• _Recorded data_:
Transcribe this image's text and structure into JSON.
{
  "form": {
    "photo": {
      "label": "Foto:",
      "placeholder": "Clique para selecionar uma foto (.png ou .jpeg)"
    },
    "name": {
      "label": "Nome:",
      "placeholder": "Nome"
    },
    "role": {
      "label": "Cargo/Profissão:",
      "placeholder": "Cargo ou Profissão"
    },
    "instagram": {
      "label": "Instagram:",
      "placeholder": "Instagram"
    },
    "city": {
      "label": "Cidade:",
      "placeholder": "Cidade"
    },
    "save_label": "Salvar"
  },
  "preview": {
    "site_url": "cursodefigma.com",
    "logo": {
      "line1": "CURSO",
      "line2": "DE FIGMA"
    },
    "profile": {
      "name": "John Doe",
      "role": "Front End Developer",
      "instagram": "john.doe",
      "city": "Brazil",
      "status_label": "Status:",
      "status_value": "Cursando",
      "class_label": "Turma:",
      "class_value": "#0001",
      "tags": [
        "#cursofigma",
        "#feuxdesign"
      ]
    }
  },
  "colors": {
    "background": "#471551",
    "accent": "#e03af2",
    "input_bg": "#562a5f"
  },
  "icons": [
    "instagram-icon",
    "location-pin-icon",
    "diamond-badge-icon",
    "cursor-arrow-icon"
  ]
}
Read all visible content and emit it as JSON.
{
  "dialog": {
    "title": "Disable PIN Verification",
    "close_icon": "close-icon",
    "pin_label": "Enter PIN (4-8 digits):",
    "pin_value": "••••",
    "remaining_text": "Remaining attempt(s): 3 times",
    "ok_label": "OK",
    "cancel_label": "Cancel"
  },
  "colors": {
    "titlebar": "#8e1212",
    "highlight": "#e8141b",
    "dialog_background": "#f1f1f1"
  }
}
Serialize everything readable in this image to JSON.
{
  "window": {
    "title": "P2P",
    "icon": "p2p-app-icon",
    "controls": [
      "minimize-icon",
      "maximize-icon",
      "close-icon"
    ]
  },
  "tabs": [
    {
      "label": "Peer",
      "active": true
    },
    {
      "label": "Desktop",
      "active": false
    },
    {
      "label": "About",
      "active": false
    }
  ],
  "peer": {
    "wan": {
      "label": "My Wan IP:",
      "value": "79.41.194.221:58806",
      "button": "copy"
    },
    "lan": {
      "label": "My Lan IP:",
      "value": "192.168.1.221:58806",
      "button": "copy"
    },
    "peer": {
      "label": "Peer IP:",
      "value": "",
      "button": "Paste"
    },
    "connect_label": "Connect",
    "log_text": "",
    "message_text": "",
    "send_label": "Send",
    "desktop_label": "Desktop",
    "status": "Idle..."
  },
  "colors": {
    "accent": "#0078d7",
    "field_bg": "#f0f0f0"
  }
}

• _Exercise description_: Restate each record word for word.

• _Full solution_:
Transcribe this image's text and structure into JSON.
{
  "form": {
    "photo": {
      "label": "Foto:",
      "placeholder": "Clique para selecionar uma foto (.png ou .jpeg)"
    },
    "name": {
      "label": "Nome:",
      "placeholder": "Nome"
    },
    "role": {
      "label": "Cargo/Profissão:",
      "placeholder": "Cargo ou Profissão"
    },
    "instagram": {
      "label": "Instagram:",
      "placeholder": "Instagram"
    },
    "city": {
      "label": "Cidade:",
      "placeholder": "Cidade"
    },
    "save_label": "Salvar"
  },
  "preview": {
    "site_url": "cursodefigma.com",
    "logo": {
      "line1": "CURSO",
      "line2": "DE FIGMA"
    },
    "profile": {
      "name": "John Doe",
      "role": "Front End Developer",
      "instagram": "john.doe",
      "city": "Brazil",
      "status_label": "Status:",
      "status_value": "Cursando",
      "class_label": "Turma:",
      "class_value": "#0001",
      "tags": [
        "#cursofigma",
        "#feuxdesign"
      ]
    }
  },
  "colors": {
    "background": "#471551",
    "accent": "#e03af2",
    "input_bg": "#562a5f"
  },
  "icons": [
    "instagram-icon",
    "location-pin-icon",
    "diamond-badge-icon",
    "cursor-arrow-icon"
  ]
}
Read all visible content and emit it as JSON.
{
  "dialog": {
    "title": "Disable PIN Verification",
    "close_icon": "close-icon",
    "pin_label": "Enter PIN (4-8 digits):",
    "pin_value": "••••",
    "remaining_text": "Remaining attempt(s): 3 times",
    "ok_label": "OK",
    "cancel_label": "Cancel"
  },
  "colors": {
    "titlebar": "#8e1212",
    "highlight": "#e8141b",
    "dialog_background": "#f1f1f1"
  }
}
Serialize everything readable in this image to JSON.
{
  "window": {
    "title": "P2P",
    "icon": "p2p-app-icon",
    "controls": [
      "minimize-icon",
      "maximize-icon",
      "close-icon"
    ]
  },
  "tabs": [
    {
      "label": "Peer",
      "active": true
    },
    {
      "label": "Desktop",
      "active": false
    },
    {
      "label": "About",
      "active": false
    }
  ],
  "peer": {
    "wan": {
      "label": "My Wan IP:",
      "value": "79.41.194.221:58806",
      "button": "copy"
    },
    "lan": {
      "label": "My Lan IP:",
      "value": "192.168.1.221:58806",
      "button": "copy"
    },
    "peer": {
      "label": "Peer IP:",
      "value": "",
      "button": "Paste"
    },
    "connect_label": "Connect",
    "log_text": "",
    "message_text": "",
    "send_label": "Send",
    "desktop_label": "Desktop",
    "status": "Idle..."
  },
  "colors": {
    "accent": "#0078d7",
    "field_bg": "#f0f0f0"
  }
}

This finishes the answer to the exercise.